Seminal Map of New England & New York, Previously Owned By One of the Most Famous Collectors and Antique Map Authors of the 20th Century .

Decorative example of John Speed's map of the Northeast, from the 1676 edition of Speed's Prospect of the World, with a remarkable modern provenance.

On the verso of the map, the following annotation appears:

Frances Edwards

1953? GBP 6? (which would mean the map likely was purchased from RV Tooley)

Hung in Rodney Shirley's

shared study both years

at Harvard Business School

1954-1956

The map also includes the R.W.S. stamp used by Shirley on the verso. Rodney Shirley is the author of The Mapping of the World and numerous other cartographic reference books and is perhaps the most famous British Map Collector / Scholar of the second half of the 20th Century. R.V. Tooley is similarly the author of numerous reference works on the history of cartography and for many years was the primary map department employee at Francis Edwards in London.

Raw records
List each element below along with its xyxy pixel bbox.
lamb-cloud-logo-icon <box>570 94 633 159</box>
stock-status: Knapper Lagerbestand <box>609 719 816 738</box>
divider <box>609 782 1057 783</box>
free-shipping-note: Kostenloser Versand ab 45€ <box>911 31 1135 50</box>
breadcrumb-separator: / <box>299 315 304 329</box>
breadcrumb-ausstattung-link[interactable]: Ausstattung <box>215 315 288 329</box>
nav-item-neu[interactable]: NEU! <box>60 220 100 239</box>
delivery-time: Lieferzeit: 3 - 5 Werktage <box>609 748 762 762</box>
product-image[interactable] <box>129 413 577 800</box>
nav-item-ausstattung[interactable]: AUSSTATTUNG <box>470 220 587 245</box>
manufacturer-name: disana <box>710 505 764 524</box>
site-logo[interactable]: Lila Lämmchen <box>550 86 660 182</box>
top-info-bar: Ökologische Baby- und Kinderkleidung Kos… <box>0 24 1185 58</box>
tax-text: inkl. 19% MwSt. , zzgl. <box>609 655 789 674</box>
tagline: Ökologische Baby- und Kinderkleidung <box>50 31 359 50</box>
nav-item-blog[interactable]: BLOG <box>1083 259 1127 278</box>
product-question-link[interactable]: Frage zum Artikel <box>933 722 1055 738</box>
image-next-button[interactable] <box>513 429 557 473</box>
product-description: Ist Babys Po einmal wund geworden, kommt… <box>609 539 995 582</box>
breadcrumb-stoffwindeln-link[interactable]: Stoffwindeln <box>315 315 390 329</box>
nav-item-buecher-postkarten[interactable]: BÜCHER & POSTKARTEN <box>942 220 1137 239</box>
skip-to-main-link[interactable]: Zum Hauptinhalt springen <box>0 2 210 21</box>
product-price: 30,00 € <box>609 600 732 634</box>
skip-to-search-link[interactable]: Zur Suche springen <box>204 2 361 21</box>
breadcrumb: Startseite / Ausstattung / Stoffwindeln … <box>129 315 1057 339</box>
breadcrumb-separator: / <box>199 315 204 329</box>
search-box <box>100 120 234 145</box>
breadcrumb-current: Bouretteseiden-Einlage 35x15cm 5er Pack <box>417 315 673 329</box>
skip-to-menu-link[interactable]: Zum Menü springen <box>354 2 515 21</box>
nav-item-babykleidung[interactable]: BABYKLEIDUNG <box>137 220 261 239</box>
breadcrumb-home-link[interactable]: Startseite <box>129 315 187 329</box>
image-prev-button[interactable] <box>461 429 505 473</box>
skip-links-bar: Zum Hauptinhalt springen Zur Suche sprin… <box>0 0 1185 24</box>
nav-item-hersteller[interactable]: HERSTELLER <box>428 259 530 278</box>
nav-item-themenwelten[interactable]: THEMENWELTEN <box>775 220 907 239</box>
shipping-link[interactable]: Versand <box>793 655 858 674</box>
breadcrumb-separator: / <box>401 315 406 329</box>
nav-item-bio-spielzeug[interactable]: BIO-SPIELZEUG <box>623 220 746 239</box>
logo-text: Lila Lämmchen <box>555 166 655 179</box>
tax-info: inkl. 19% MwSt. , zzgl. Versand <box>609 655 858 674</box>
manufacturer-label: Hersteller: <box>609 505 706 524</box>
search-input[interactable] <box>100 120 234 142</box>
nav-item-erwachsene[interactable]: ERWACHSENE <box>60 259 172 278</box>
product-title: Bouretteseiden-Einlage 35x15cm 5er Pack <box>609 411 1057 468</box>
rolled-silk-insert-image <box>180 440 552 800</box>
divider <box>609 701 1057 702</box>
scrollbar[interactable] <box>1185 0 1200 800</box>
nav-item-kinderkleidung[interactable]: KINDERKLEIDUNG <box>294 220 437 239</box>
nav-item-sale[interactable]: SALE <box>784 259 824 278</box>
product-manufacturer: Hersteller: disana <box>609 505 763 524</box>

> _Job_
Please transcribe the part of the map description that opens with the words containing "shared study both" and closes with "Edwards in London.". These rows have nothing to do with the map description.

> _The completed task_
shared study both years

at Harvard Business School

1954-1956

The map also includes the R.W.S. stamp used by Shirley on the verso. Rodney Shirley is the author of The Mapping of the World and numerous other cartographic reference books and is perhaps the most famous British Map Collector / Scholar of the second half of the 20th Century. R.V. Tooley is similarly the author of numerous reference works on the history of cartography and for many years was the primary map department employee at Francis Edwards in London.